| Given passage |
•••
Socialist Action /May 2000


Elian is Reunited With His Father but
Must Wait to Go Home
By GILBERTO FIRMAT
ATLANTA-Almost five months after he was found adrift on the high seas
near Florida, six-year-old Elian Gonzalez has been reunited with his father,
Juan Miguel Gonzalez, at a resort near Washington, D.C. But he is not yet
home in Cuba.
In what is surely one of the most bizarre judicial rulings ever, a three-judge
panel of the Federal Appeals Court for the Southeastern United States granted
Elian an injunction forbidding him from leaving the country, or even visiting
his own country's diplomats in Washington.
The boy was rescued in a dramatic pre-dawn action April 22 that was televised
live internationally. Federal government officers raided the Little Havana
house where the child was being held and, with a display of force, were
able to extract him. Apart from a couple of bruises to right-wing exiles
who tried to get in the way of the federal officers, there were no injuries.
Cuban President Fidel Castro hailed the raid in a speech to a previously
scheduled rally in Cuba Saturday night. The rally, held to commemorate the
39th anniversary of the victory over the U.S.-organized Bay of Pigs invasion,
was held at the sugar mill that served as Cuba's field headquarters during
that fight. Some 45,000 people had been expected at the event, but with
the day's news the crowd swelled, and was estimated at between 200,000 and
400,000 people.
In his speech, the Cuban leader declared a symbolic 24-hour truce in
the revolution's battle against the United States, and he praised the efficacy
of the federal officers involved in the action.
At the same time, Castro gave a detailed account of the negotiations
leading up to the raid that made clear why, after nearly five months of
stalling, the U.S. authorities felt they now had no choice but to act.
Castro revealed that the boy's father, who had come to the United States
two weeks earlier on the basis of U.S. government representations that the
child would be immediately restored to him, had decided to act on his own
to end the intolerable abuse his son was being subjected to.
As the Justice Department was continuing to play along with right-wing
exile groups with one round of fruitless negotiations after another, Gonzalez
told Reno hours before the raid that if he did not have his son back in
his arms on Saturday, he would be on a plane to Miami on Sunday to retrieve
him.
Although both the government and at least one major news organization
(CNN) knew about the father's ultimatum, it has been left out of virtually
all accounts of the raid.
The host of the CNN program "Crossfire," Bill Press, got the
story first-hand from Juan Miguel Gonzalez himself hours before the raid,
but if the information was passed on to journalists preparing the on-air
reports in Atlanta, they sure kept quiet about it.
According to Bill Press's account, which was released 24 hours late and
buried in the CNN "allpolitics" web site as if it were an election
campaign story, Juan Miguel's plan was to hold a news conference prior to
departing Washington urging Americans to join him in confronting his kidnapping
uncle the next day.
•••
Region boundary data
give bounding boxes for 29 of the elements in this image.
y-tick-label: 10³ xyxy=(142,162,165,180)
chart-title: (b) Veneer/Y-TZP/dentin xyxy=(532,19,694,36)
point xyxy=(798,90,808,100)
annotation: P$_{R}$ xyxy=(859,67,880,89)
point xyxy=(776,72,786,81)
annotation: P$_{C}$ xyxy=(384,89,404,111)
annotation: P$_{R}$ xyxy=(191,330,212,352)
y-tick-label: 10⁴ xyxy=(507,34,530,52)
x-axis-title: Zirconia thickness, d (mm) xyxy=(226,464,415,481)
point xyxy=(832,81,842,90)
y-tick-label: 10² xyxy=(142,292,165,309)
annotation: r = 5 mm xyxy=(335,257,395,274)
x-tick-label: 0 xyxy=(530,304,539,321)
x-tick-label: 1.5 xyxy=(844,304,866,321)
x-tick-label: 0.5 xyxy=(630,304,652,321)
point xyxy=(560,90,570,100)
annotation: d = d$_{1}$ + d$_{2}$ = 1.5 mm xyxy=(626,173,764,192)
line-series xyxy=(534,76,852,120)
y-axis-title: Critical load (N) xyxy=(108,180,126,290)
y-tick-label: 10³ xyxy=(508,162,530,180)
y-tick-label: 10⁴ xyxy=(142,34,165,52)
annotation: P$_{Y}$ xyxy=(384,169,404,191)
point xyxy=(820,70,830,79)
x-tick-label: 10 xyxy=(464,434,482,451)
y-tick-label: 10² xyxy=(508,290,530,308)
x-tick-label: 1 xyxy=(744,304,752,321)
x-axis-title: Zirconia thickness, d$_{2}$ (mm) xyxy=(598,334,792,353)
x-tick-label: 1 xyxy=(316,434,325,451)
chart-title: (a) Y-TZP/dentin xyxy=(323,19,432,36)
•••
| Set of tasks |
1. In the Elian Gonzalez article, condense the paragraph beginning "Cuban President Fidel Castro hailed the raid" into a short bulleted list that keeps its main facts.
2. According to the Elian Gonzalez article, where was the boy reunited with his father?
3. Extend the Elian Gonzalez article, picking up right after its final sentence.
The records were taken from a different source than the text.

| Task responses |
1.
- Castro praised the raid on Saturday night in a speech at a rally already scheduled in Cuba.
- The rally marked the 39th anniversary of the victory over the U.S.-organized Bay of Pigs invasion.
- It was held at the sugar mill that had been Cuba's field headquarters during that fight.
- About 45,000 people had been expected, but after the day's news the crowd grew to an estimated 200,000 to 400,000.

2. At a resort near Washington, D.C.

3.
Instead of presenting a true account of the circumstances surrounding
the raid, from the first moments the capitalist press focused on whether
the raid had been "violent" and the use of force "excessive."
An AP photographer who supported the Miami relatives was inside the house
to "document" Elian's capture. The Associated Press chose one
misleading frame to flash around the world to make it seem as if the federal
officers had terrorized the boy.
The entire sequence of seven AP photographs makes clear, however, that
the boy was traumatized by the efforts of an American supporter of the relatives
(who portrayed himself falsely as a "fisherman" who had "saved"
Elian at sea) to hide him in a closet; that the federal officer did not
threaten the boy nor anyone else with his weapon; and that the American
accomplice, contrary to his claims that the child was "ripped out"
of his arms, in fact handed the child over to a woman immigration service
agent.
Elian's rescue clearly caught the Miami relatives and the right-wing
Cuban exile groups completely by surprise. Attorney General Janet Reno had
shown such extraordinary forbearance, even after the relatives openly defied
an order to return the child, and dared the government to try to take him
"by force," that they could not believe the administration had
finally come up with the political will to end the kidnapping.
Of course, what the gusanos could not take into account was the impact
of Cuba's international campaign to free the child, and how it was forcing
Reno's hand.
When the child was first found last November, the administration's initial
response was to give the Miami relatives and their right-wing allies a green
light to keep Elian, saying this was a custody dispute that belonged before
the elected judges of the Miami family courts.
But after Cuba launched a massive campaign to demand the child be restored
to his family, and protests started pouring in from all over the world,
the federal government thought better of it. It discovered that the boy's
immigration status was still pending, and thus his fate was in the hands
of federal authorities.
They also tried to blame Juan Miguel Gonzalez for the delay in sorting
out the case, claiming he'd been reticent to meet with U.S. officials in
Cuba.
That marked the beginning of an extraordinary four-month spectacle during
which the federal government, although officially claiming to recognize
the rights of the boy's father, did not lift a finger to reunite the boy
with his family. Instead, the father was subjected to extensive questioning
in Cuba, as if he were the kidnapper, and the Miami relatives were courteously
encouraged by Reno to tie her up in court.
And even after the relatives had lost in court, for weeks Reno engaged
in fruitless "negotiations" over the boy's return with the Miami
relatives. The reason for the ruling class's reticence is that they wanted
to find a face-saving way out for the right-wing counterrevolutionary groups
that Cuban revolutionaries call the "Miami Mafia."
These groups form an essential prop and valuable tool in the American
ruling class's continuing war against the Cuban revolution; they help set
the terms and limits of discussions about Cuba in the U.S. press and academia;
and they serve as a convenient pretext for politicians to hide behind in
carrying out new aggressions against Cuba. Thus the rulers wanted to find
a solution that did not damage this valuable imperialist asset.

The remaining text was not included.